Saved entries:
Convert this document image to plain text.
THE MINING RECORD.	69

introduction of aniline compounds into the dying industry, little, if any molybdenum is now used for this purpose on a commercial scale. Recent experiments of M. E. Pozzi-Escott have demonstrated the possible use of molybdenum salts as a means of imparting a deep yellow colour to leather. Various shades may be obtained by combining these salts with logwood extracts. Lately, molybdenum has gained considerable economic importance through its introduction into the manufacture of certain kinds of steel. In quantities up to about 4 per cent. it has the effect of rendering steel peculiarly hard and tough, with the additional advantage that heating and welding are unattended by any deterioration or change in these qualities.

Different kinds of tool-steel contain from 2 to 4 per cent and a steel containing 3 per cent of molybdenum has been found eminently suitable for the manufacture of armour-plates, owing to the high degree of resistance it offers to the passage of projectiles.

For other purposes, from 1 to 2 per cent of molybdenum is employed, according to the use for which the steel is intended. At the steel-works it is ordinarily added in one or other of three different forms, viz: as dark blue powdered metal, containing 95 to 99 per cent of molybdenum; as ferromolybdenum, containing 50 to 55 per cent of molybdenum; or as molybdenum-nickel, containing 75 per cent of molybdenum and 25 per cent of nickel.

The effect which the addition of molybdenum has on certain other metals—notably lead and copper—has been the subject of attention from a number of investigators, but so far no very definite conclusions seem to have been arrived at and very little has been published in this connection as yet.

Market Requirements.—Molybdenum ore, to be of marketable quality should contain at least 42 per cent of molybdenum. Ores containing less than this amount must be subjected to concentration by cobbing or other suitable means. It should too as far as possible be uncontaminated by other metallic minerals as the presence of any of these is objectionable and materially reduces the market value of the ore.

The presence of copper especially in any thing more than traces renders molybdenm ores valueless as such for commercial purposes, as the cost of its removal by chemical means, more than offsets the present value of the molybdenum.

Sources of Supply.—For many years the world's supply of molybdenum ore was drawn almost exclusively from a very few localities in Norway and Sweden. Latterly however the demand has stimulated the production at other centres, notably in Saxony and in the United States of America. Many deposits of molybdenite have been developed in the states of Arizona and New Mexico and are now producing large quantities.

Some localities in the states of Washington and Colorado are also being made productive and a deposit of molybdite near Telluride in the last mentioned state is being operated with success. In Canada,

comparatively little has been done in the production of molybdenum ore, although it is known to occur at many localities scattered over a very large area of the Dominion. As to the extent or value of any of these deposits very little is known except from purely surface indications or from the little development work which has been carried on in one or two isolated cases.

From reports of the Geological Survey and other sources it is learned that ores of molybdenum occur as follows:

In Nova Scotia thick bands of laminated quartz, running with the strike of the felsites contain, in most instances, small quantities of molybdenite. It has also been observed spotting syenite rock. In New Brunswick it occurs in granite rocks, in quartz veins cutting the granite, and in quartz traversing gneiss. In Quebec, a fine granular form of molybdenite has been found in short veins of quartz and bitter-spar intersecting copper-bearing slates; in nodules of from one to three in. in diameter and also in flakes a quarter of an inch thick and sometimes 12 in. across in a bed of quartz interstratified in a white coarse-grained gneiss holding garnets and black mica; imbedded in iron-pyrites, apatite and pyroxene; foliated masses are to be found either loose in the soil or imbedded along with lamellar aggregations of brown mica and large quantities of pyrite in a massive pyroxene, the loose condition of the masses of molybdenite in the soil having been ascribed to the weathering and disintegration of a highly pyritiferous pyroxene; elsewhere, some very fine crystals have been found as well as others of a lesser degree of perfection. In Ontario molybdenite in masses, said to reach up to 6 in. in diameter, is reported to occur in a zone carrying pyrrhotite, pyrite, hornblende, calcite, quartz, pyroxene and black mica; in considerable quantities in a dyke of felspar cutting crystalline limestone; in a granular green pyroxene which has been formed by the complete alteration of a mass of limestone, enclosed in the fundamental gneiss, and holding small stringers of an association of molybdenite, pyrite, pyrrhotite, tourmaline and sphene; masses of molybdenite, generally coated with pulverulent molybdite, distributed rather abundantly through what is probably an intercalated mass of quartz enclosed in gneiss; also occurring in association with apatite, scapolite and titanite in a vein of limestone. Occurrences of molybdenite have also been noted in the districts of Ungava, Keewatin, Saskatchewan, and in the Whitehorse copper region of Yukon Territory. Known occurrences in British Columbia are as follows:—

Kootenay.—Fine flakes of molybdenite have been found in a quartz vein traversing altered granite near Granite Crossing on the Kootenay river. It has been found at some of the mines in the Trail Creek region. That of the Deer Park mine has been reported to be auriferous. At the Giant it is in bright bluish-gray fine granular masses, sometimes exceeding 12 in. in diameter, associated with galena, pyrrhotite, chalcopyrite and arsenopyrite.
==
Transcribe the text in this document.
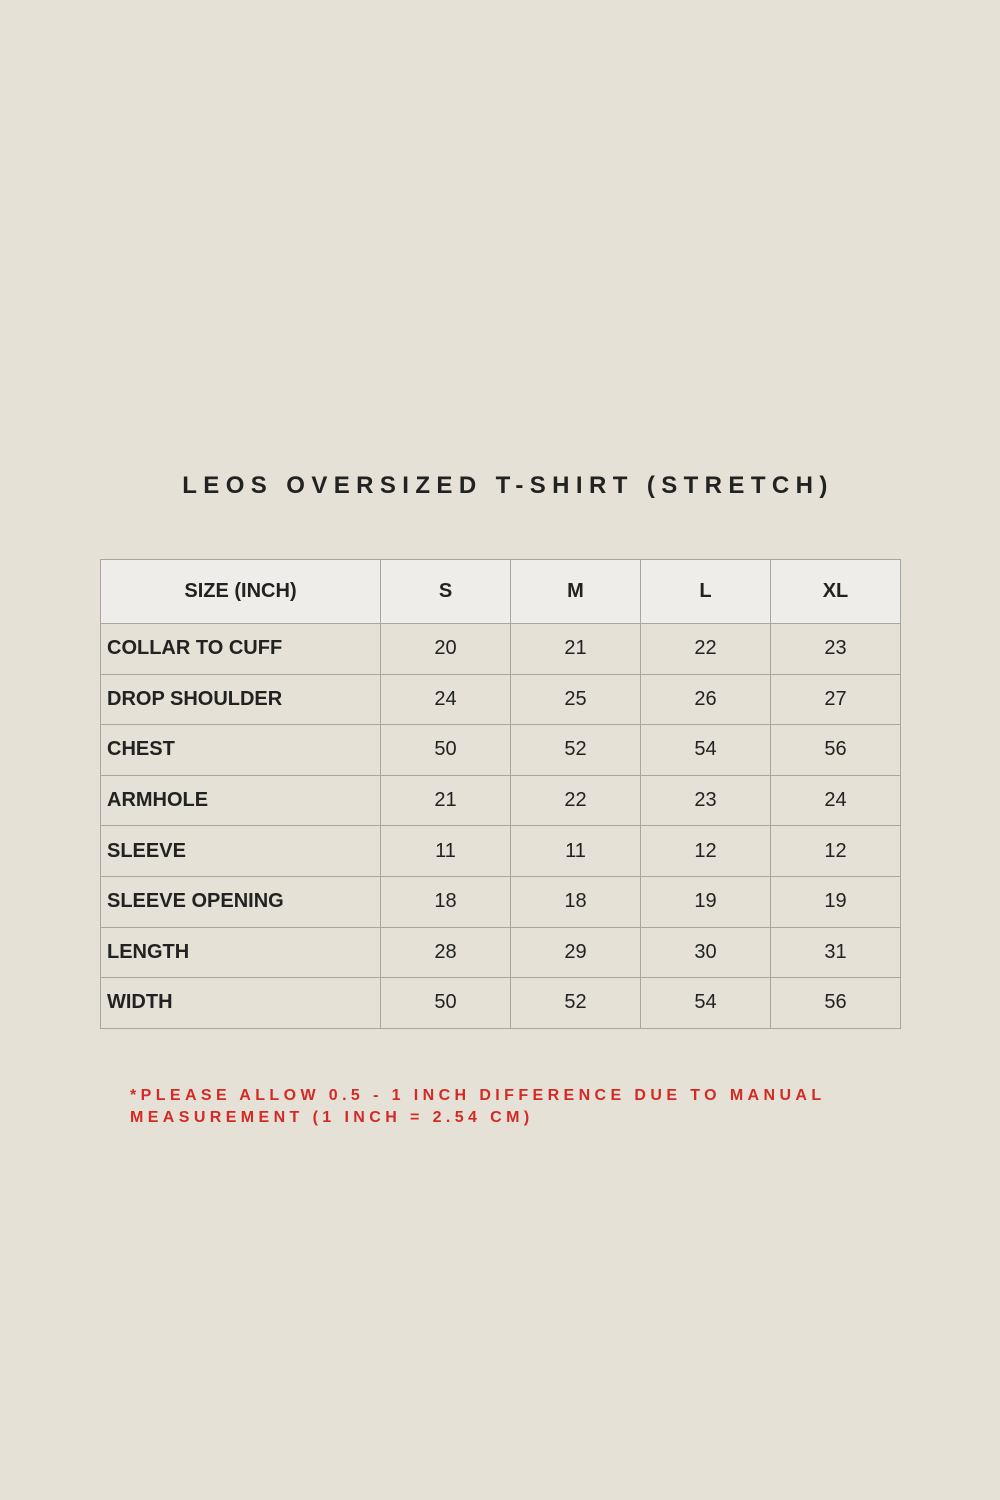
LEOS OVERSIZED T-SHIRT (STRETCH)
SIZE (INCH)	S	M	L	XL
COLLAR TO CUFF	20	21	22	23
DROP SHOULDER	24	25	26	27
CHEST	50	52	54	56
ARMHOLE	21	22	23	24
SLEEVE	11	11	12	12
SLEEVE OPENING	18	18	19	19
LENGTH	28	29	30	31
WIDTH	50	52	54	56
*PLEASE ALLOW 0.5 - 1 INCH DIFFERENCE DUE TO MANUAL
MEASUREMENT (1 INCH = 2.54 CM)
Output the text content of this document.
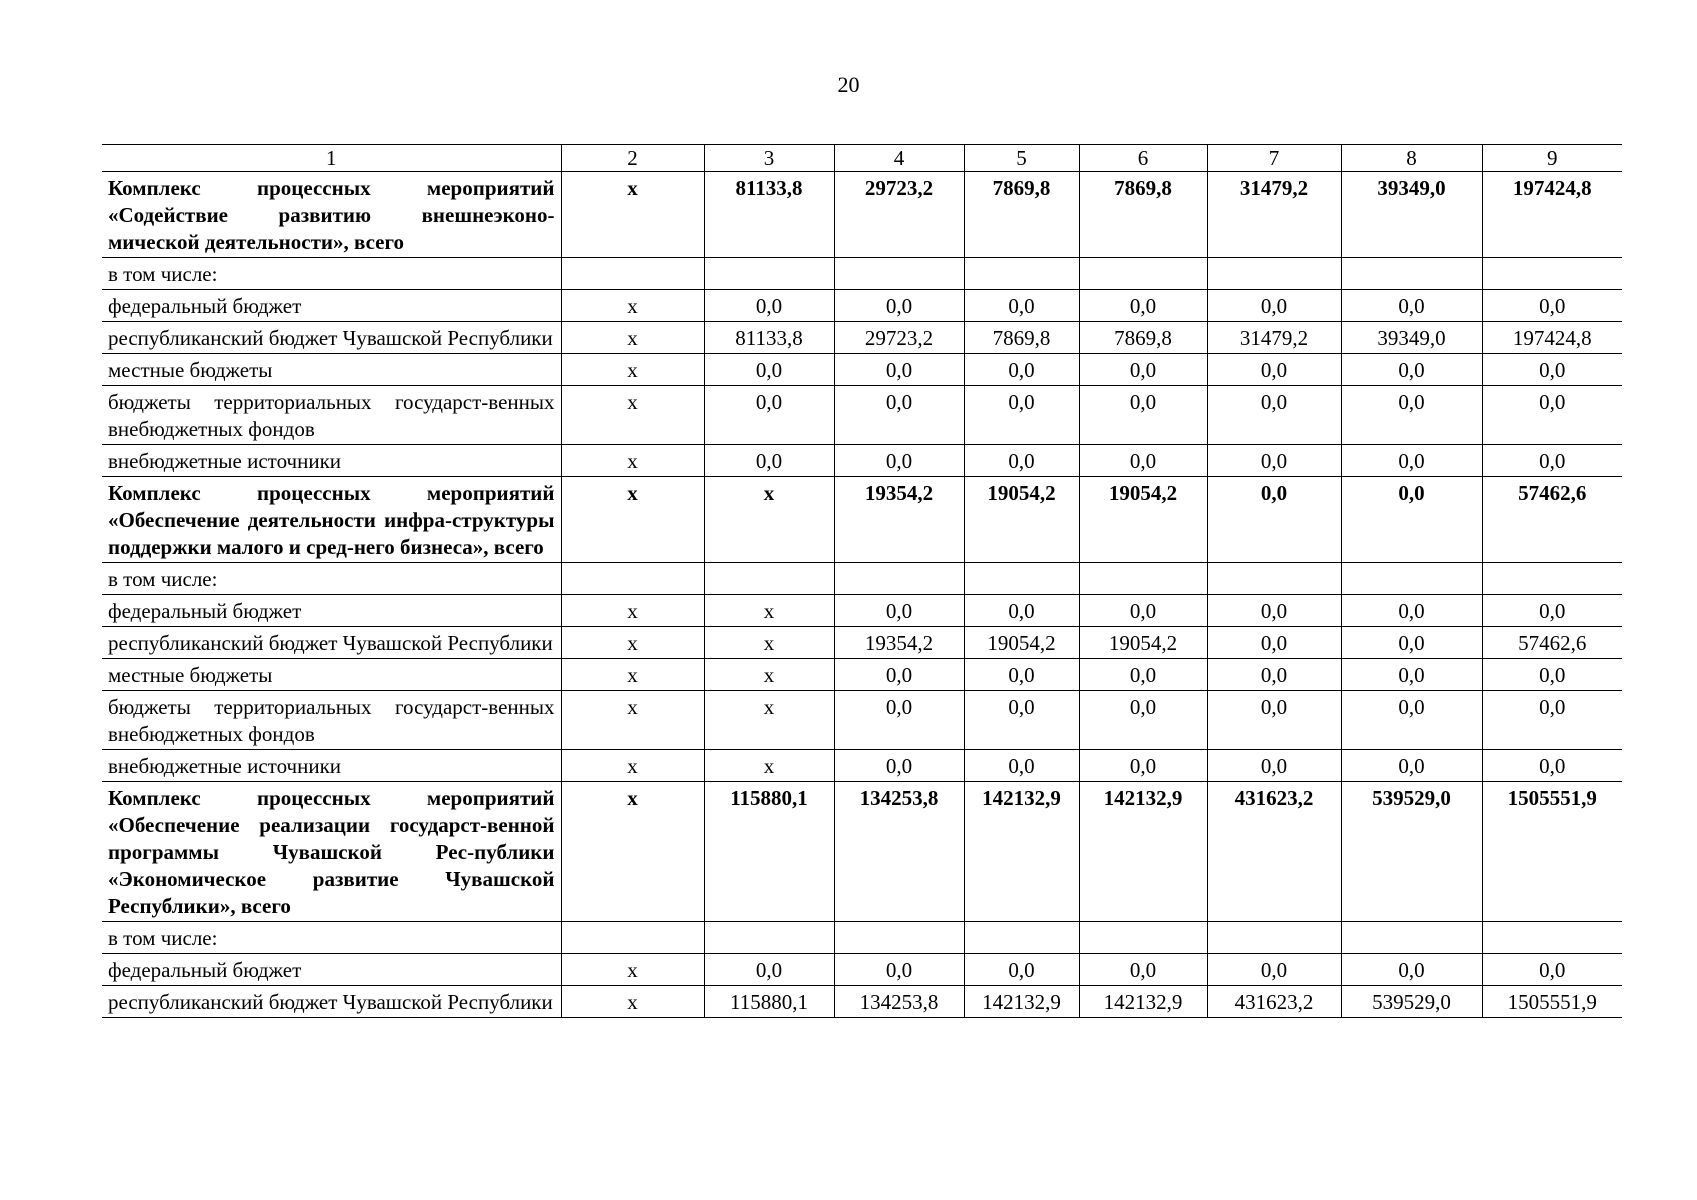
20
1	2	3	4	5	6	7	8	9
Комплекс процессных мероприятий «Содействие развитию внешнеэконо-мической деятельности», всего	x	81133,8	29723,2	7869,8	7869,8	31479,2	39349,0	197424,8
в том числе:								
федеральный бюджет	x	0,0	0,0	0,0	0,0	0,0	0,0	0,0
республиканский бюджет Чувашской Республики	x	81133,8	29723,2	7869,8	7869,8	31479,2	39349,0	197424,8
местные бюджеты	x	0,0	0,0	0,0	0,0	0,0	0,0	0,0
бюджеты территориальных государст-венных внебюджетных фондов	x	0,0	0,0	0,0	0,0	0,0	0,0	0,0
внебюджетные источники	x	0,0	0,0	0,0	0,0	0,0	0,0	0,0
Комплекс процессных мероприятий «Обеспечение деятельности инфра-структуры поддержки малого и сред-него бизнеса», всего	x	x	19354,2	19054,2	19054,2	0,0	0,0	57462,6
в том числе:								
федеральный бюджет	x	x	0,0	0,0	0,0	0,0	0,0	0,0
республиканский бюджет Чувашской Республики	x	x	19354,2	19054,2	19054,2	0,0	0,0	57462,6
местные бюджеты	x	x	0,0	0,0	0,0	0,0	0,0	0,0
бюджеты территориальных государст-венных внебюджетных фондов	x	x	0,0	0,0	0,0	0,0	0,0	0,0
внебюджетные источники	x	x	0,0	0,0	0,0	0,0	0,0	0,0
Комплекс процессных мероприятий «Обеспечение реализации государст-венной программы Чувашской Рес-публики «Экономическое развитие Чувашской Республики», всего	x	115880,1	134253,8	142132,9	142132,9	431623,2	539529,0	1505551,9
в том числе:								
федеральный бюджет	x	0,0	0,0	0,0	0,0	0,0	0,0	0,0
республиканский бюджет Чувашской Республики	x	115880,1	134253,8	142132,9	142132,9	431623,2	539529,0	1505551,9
--
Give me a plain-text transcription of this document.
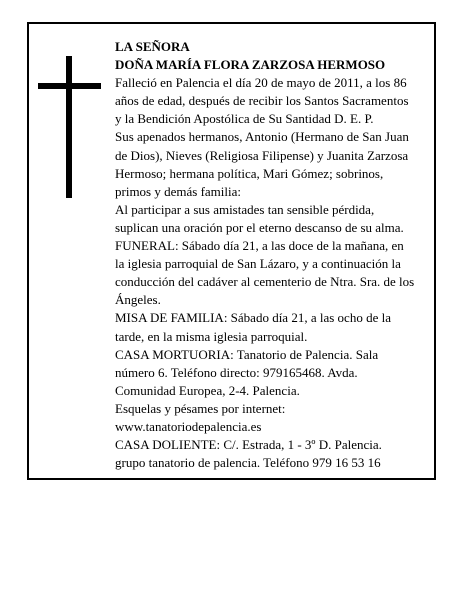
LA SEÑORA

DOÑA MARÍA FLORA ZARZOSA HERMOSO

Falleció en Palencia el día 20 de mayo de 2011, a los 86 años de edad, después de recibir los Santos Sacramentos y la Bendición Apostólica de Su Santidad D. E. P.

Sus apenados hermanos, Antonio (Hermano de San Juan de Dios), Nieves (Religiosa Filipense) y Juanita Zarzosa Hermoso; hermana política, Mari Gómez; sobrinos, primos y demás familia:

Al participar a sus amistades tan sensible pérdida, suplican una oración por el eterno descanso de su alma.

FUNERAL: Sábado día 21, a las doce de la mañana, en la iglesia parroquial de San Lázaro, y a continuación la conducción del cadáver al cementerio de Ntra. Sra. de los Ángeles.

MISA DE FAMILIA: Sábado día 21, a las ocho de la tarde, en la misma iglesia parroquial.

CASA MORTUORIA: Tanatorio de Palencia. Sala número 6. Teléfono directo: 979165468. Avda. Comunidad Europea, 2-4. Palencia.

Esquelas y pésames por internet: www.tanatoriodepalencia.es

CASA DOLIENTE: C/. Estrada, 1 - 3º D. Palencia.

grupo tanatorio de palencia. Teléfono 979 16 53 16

What you will do - Only lines with the word "республиканский" are wanted, so copy each one from the records.

Expected output -
республиканский бюджет Чувашской Республики	x	81133,8	29723,2	7869,8	7869,8	31479,2	39349,0	197424,8
республиканский бюджет Чувашской Республики	x	x	19354,2	19054,2	19054,2	0,0	0,0	57462,6
республиканский бюджет Чувашской Республики	x	115880,1	134253,8	142132,9	142132,9	431623,2	539529,0	1505551,9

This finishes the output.